# TASK OBJECTIVE
Look through the data below. Pick out the lines holding the string "path".

/---

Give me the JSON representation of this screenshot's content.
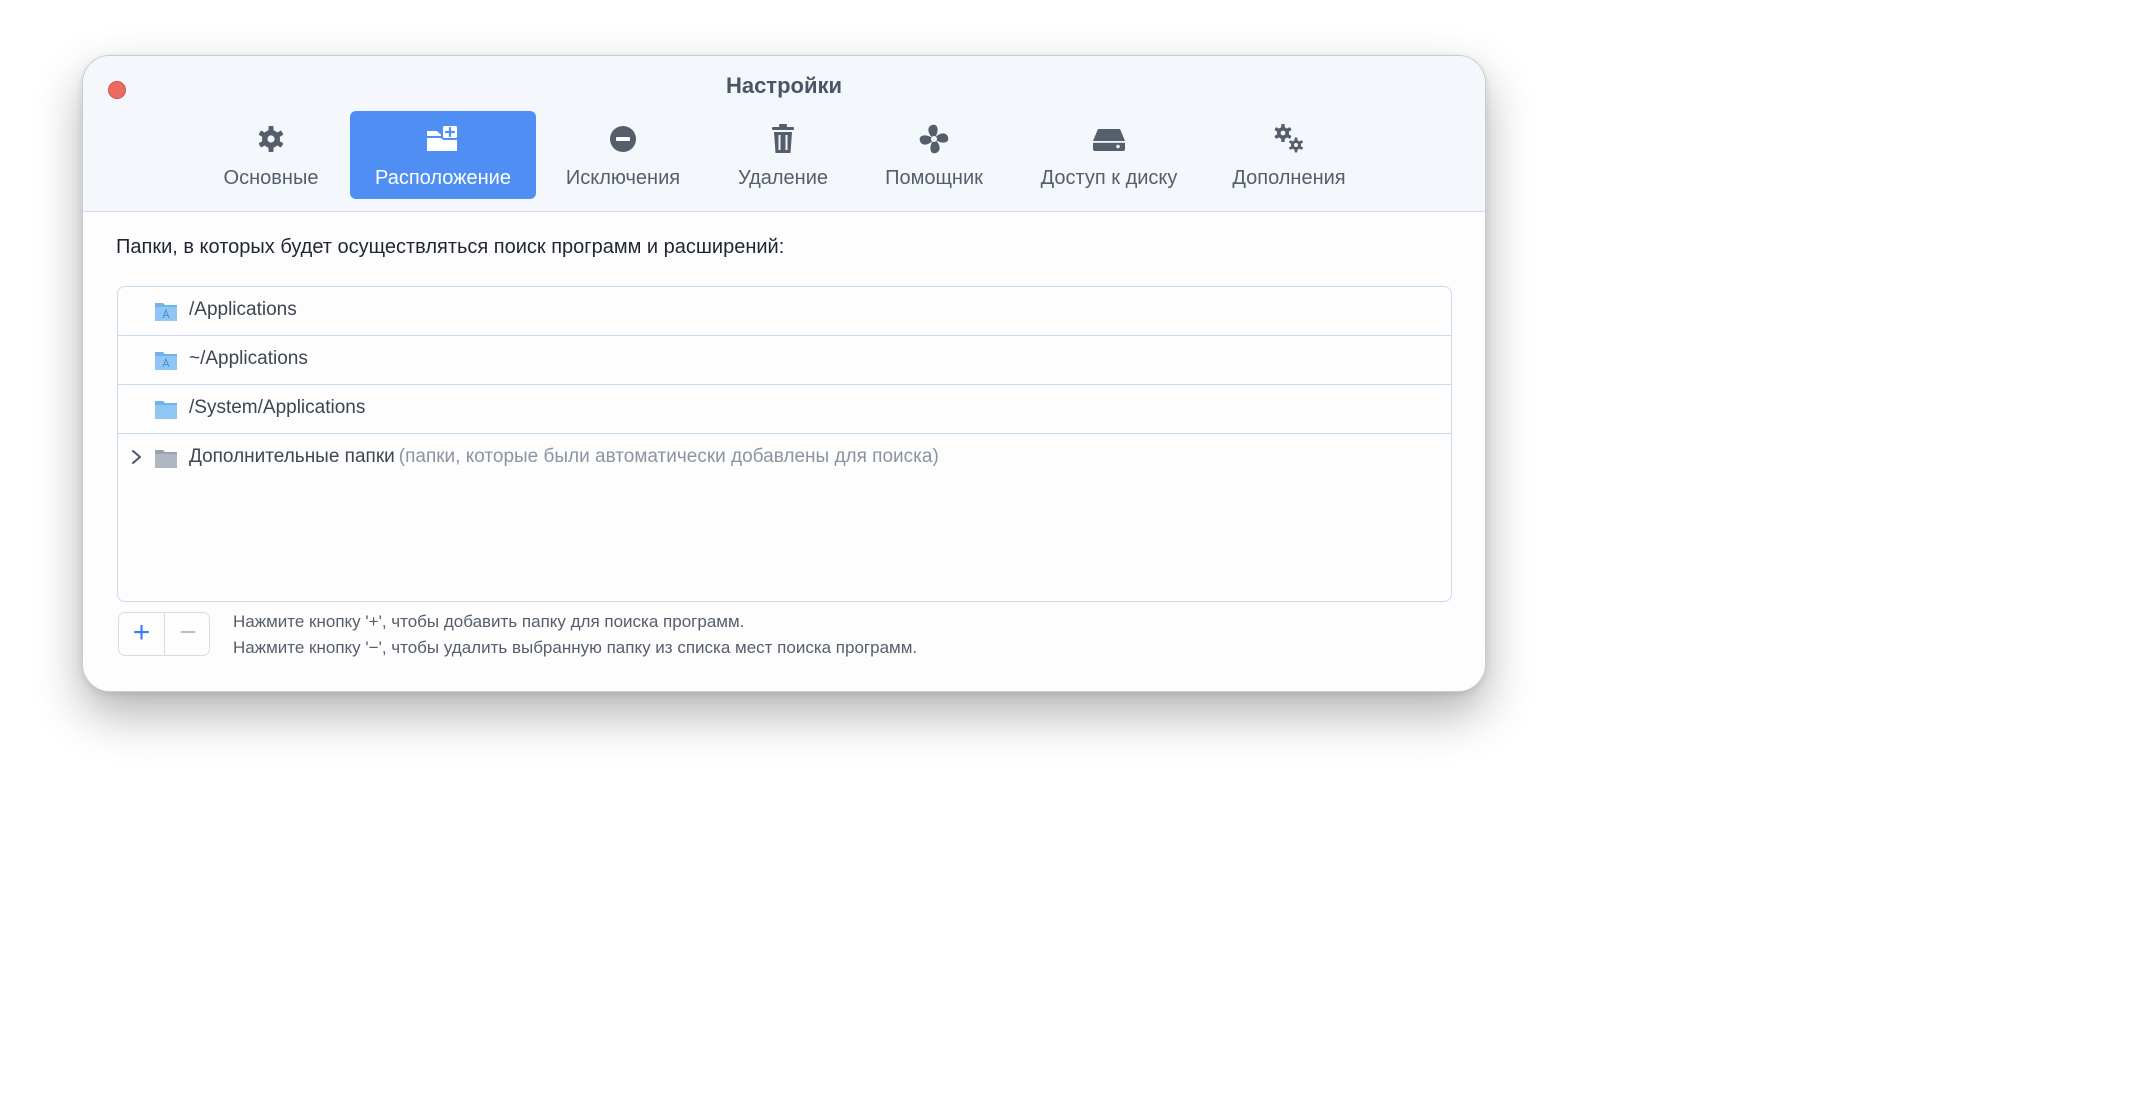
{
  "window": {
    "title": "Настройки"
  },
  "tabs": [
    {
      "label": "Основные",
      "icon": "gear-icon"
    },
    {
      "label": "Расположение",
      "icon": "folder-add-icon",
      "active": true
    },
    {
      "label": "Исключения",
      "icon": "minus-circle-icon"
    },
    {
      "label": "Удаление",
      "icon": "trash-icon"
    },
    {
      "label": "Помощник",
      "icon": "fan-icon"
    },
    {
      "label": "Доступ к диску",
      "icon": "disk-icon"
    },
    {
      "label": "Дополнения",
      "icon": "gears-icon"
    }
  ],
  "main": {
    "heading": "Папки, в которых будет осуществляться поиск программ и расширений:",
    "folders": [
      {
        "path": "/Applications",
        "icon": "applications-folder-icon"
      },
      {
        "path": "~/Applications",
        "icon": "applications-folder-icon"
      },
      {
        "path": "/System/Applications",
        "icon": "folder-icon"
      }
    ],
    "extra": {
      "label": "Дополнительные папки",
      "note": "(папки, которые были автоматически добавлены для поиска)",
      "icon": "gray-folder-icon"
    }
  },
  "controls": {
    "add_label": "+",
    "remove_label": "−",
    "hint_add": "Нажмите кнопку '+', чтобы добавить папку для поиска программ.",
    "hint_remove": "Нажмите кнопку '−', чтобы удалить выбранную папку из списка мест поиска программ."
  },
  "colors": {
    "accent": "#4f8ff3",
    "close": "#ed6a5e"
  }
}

\---
/---

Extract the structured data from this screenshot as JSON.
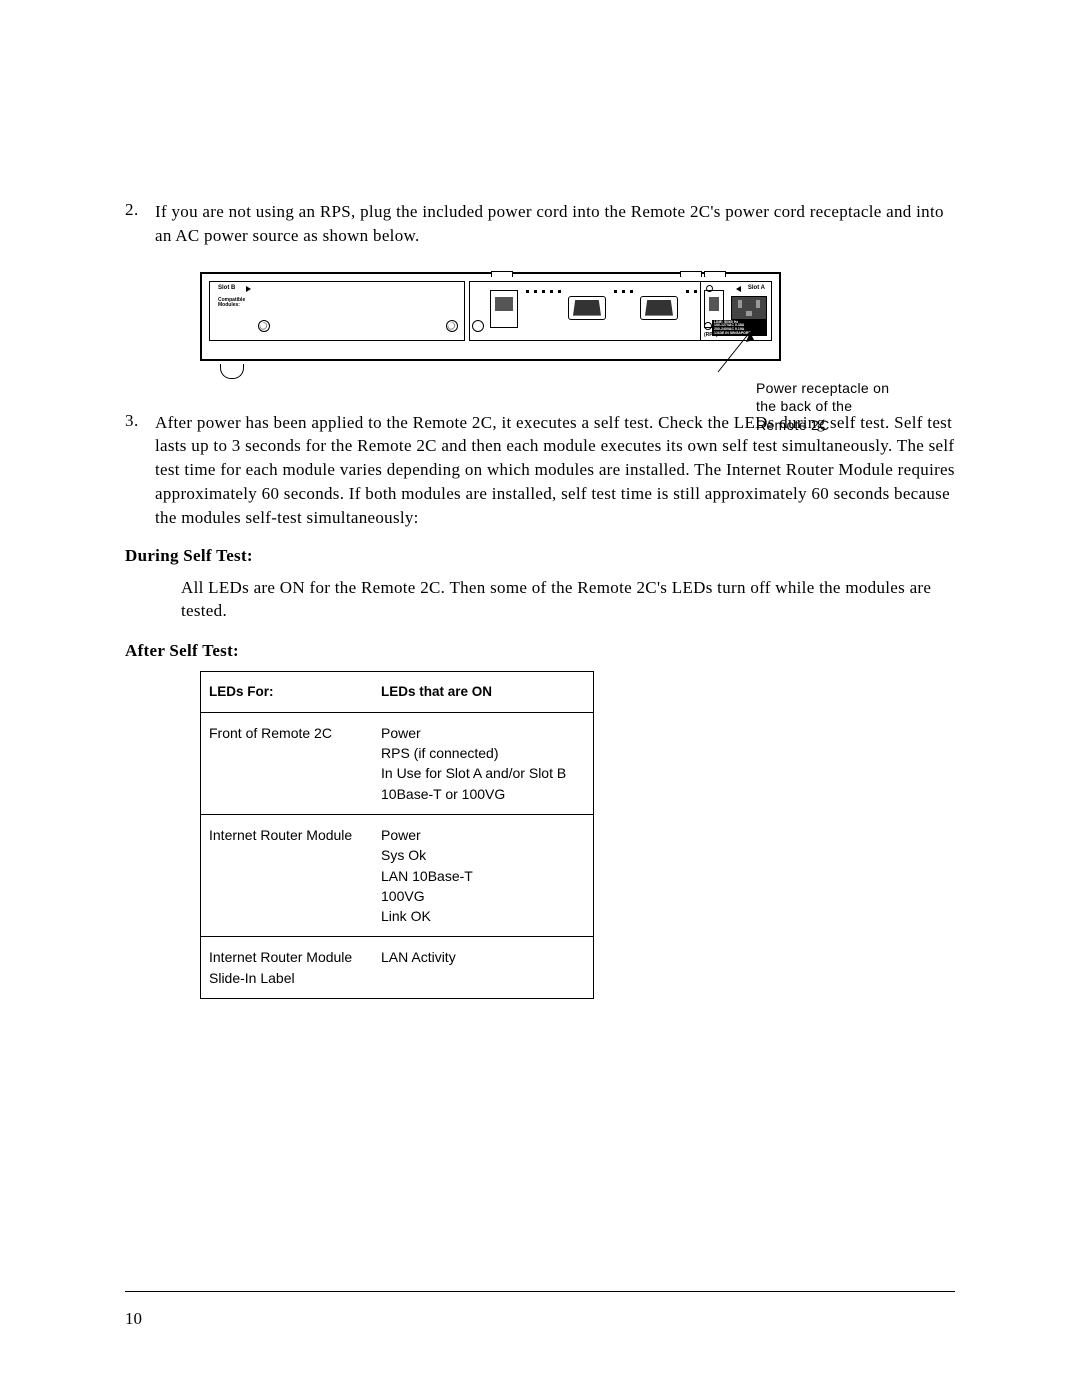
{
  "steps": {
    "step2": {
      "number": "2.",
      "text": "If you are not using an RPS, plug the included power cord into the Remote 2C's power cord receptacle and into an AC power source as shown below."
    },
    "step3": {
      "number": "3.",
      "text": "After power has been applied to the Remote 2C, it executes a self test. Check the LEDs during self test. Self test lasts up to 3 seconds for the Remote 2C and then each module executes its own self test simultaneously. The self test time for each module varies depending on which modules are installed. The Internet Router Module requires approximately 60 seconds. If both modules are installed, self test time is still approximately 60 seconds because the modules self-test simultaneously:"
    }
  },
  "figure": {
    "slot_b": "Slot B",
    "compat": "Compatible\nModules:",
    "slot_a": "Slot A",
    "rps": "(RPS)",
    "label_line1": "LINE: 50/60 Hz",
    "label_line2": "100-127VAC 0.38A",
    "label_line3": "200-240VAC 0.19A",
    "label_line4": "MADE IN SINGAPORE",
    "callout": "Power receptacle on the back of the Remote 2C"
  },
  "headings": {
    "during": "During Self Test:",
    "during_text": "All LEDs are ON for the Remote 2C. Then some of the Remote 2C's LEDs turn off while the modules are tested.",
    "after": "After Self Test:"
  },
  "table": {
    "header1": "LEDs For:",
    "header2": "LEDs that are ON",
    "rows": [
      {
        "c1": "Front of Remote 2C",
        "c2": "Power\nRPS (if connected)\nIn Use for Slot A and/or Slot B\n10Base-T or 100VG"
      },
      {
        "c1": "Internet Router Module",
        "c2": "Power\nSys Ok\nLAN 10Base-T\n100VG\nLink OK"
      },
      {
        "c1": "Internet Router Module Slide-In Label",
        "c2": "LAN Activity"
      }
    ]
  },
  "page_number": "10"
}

\---
/---

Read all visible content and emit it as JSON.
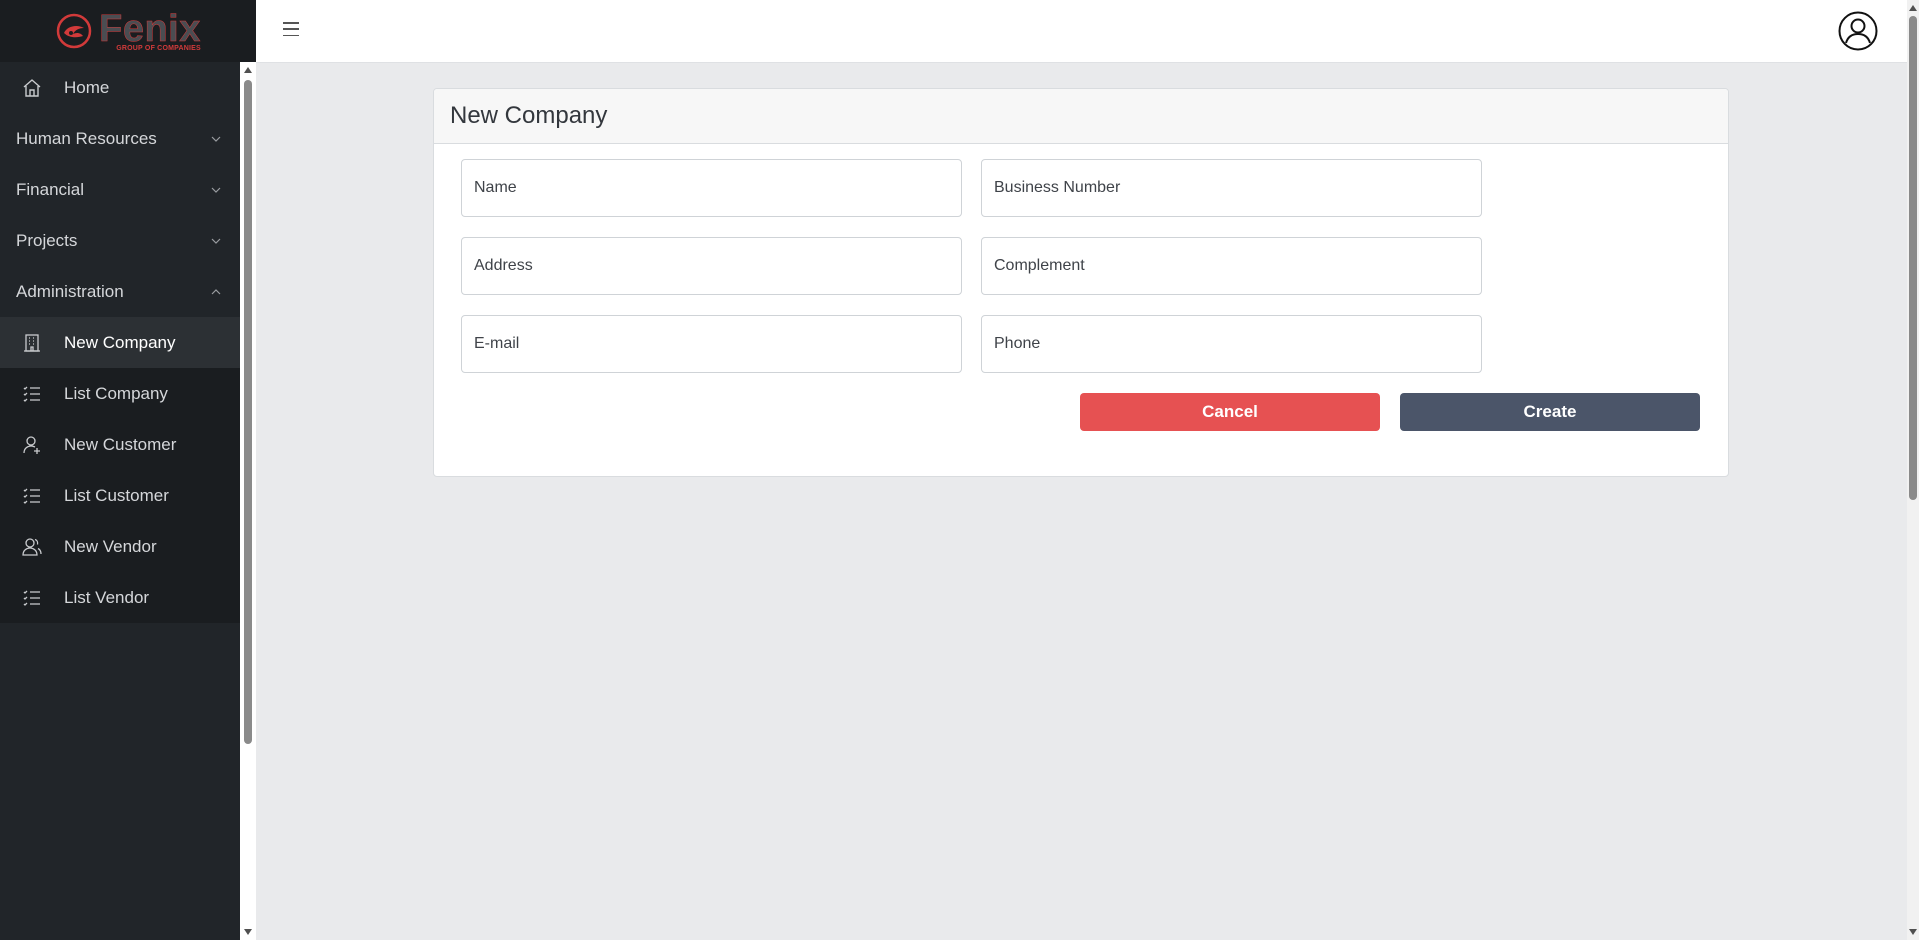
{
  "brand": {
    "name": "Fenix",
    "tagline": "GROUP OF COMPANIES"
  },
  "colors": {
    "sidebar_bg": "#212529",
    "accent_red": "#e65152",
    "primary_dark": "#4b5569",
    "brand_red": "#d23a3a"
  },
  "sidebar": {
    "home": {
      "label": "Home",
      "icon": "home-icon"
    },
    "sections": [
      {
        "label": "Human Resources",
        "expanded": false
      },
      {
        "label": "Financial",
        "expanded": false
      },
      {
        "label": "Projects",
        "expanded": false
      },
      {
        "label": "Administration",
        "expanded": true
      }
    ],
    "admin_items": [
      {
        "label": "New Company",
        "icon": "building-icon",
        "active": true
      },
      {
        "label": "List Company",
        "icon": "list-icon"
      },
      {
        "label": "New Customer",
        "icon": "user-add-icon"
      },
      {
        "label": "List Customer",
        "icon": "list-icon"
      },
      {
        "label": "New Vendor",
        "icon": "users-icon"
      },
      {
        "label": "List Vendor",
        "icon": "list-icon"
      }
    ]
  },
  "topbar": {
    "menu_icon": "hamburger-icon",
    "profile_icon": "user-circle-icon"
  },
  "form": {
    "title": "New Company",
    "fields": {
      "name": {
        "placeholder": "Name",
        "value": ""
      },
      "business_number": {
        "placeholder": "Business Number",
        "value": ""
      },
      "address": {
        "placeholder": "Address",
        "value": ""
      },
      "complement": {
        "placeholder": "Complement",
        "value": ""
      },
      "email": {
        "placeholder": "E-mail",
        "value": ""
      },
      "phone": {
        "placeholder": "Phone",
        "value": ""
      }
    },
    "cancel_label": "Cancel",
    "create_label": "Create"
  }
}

\---

# FULL RESPONSE
        "path": "/Applications",
        "path": "~/Applications",
        "path": "/System/Applications",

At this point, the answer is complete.